Start of DATASET RECORDS
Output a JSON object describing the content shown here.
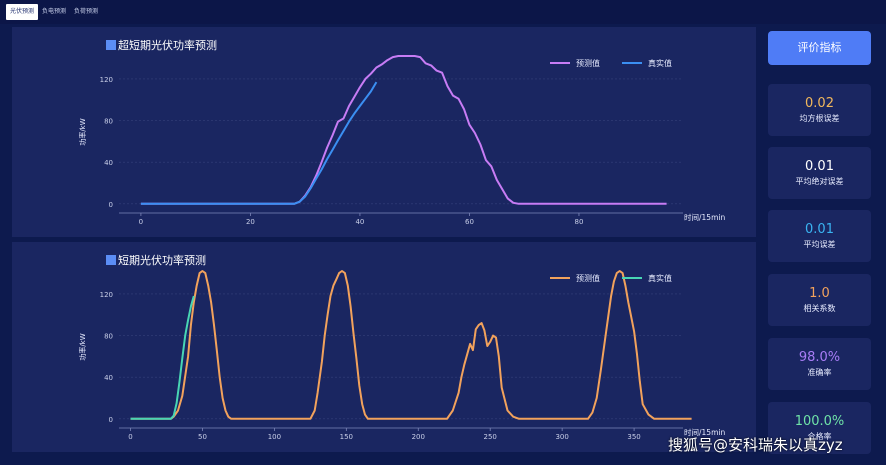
{
  "tabs": [
    {
      "label": "光伏预测",
      "active": true
    },
    {
      "label": "负电预测",
      "active": false
    },
    {
      "label": "负荷预测",
      "active": false
    }
  ],
  "sidebar": {
    "button_label": "评价指标",
    "metrics": [
      {
        "value": "0.02",
        "label": "均方根误差",
        "color": "#f2b85c"
      },
      {
        "value": "0.01",
        "label": "平均绝对误差",
        "color": "#ffffff"
      },
      {
        "value": "0.01",
        "label": "平均误差",
        "color": "#3ab4f2"
      },
      {
        "value": "1.0",
        "label": "相关系数",
        "color": "#f2a25c"
      },
      {
        "value": "98.0%",
        "label": "准确率",
        "color": "#a77cf5"
      },
      {
        "value": "100.0%",
        "label": "合格率",
        "color": "#6fe3a8"
      }
    ]
  },
  "watermark": "搜狐号@安科瑞朱以真zyz",
  "chart_data": [
    {
      "type": "line",
      "title": "超短期光伏功率预测",
      "xlabel": "时间/15min",
      "ylabel": "功率/kW",
      "xlim": [
        -4,
        99
      ],
      "ylim": [
        -5,
        143
      ],
      "xticks": [
        0,
        20,
        40,
        60,
        80
      ],
      "yticks": [
        0,
        40,
        80,
        120
      ],
      "grid": true,
      "legend": "top-right",
      "series": [
        {
          "name": "预测值",
          "color": "#c77cf5",
          "x": [
            0,
            28,
            29,
            30,
            31,
            32,
            33,
            34,
            35,
            36,
            37,
            38,
            39,
            40,
            41,
            42,
            43,
            44,
            45,
            46,
            47,
            48,
            49,
            50,
            51,
            52,
            53,
            54,
            55,
            56,
            57,
            58,
            59,
            60,
            61,
            62,
            63,
            64,
            65,
            66,
            67,
            68,
            69,
            70,
            96
          ],
          "y": [
            0,
            0,
            2,
            8,
            16,
            27,
            40,
            54,
            66,
            79,
            82,
            94,
            103,
            112,
            120,
            125,
            131,
            134,
            138,
            141,
            142,
            142,
            142,
            142,
            141,
            135,
            133,
            128,
            126,
            113,
            104,
            101,
            91,
            76,
            68,
            57,
            42,
            36,
            23,
            14,
            5,
            1,
            0,
            0,
            0
          ]
        },
        {
          "name": "真实值",
          "color": "#3b8ff2",
          "x": [
            0,
            28,
            29,
            30,
            31,
            32,
            33,
            34,
            35,
            36,
            37,
            38,
            39,
            40,
            41,
            42,
            43
          ],
          "y": [
            0,
            0,
            2,
            7,
            15,
            24,
            33,
            43,
            52,
            61,
            70,
            79,
            87,
            94,
            101,
            108,
            117
          ]
        }
      ]
    },
    {
      "type": "line",
      "title": "短期光伏功率预测",
      "xlabel": "时间/15min",
      "ylabel": "功率/kW",
      "xlim": [
        -8,
        384
      ],
      "ylim": [
        -5,
        143
      ],
      "xticks": [
        0,
        50,
        100,
        150,
        200,
        250,
        300,
        350
      ],
      "yticks": [
        0,
        40,
        80,
        120
      ],
      "grid": true,
      "legend": "top-right",
      "series": [
        {
          "name": "预测值",
          "color": "#f2a25c",
          "x": [
            0,
            28,
            30,
            33,
            36,
            40,
            42,
            44,
            46,
            48,
            50,
            52,
            54,
            56,
            58,
            60,
            62,
            64,
            66,
            68,
            70,
            72,
            125,
            128,
            130,
            133,
            135,
            137,
            139,
            141,
            143,
            145,
            147,
            149,
            151,
            153,
            155,
            157,
            159,
            161,
            163,
            165,
            167,
            220,
            224,
            228,
            230,
            232,
            234,
            236,
            238,
            240,
            242,
            244,
            246,
            248,
            250,
            252,
            254,
            256,
            258,
            262,
            266,
            270,
            318,
            321,
            324,
            327,
            330,
            332,
            334,
            336,
            338,
            340,
            342,
            344,
            346,
            348,
            350,
            352,
            354,
            356,
            360,
            364,
            390
          ],
          "y": [
            0,
            0,
            2,
            8,
            22,
            60,
            90,
            112,
            128,
            140,
            142,
            140,
            128,
            112,
            90,
            66,
            40,
            20,
            8,
            2,
            0,
            0,
            0,
            8,
            25,
            55,
            80,
            100,
            118,
            128,
            134,
            140,
            142,
            140,
            128,
            108,
            82,
            58,
            32,
            14,
            4,
            0,
            0,
            0,
            8,
            25,
            40,
            52,
            62,
            72,
            66,
            86,
            90,
            92,
            85,
            70,
            74,
            80,
            78,
            60,
            30,
            8,
            2,
            0,
            0,
            6,
            20,
            48,
            78,
            98,
            118,
            132,
            140,
            142,
            140,
            128,
            112,
            98,
            84,
            62,
            36,
            14,
            4,
            0,
            0
          ]
        },
        {
          "name": "真实值",
          "color": "#48d6b4",
          "x": [
            0,
            28,
            30,
            32,
            34,
            36,
            38,
            40,
            42,
            44
          ],
          "y": [
            0,
            0,
            3,
            15,
            35,
            58,
            80,
            95,
            108,
            118
          ]
        }
      ]
    }
  ]
}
End of DATASET RECORDS
**OBJECTIVE**
Every line above that contains the word "value" should be reported.

**SOLUTION BELOW**
        "value": "0.02",
        "value": "0.01",
        "value": "0.01",
        "value": "1.0",
        "value": "98.0%",
        "value": "100.0%",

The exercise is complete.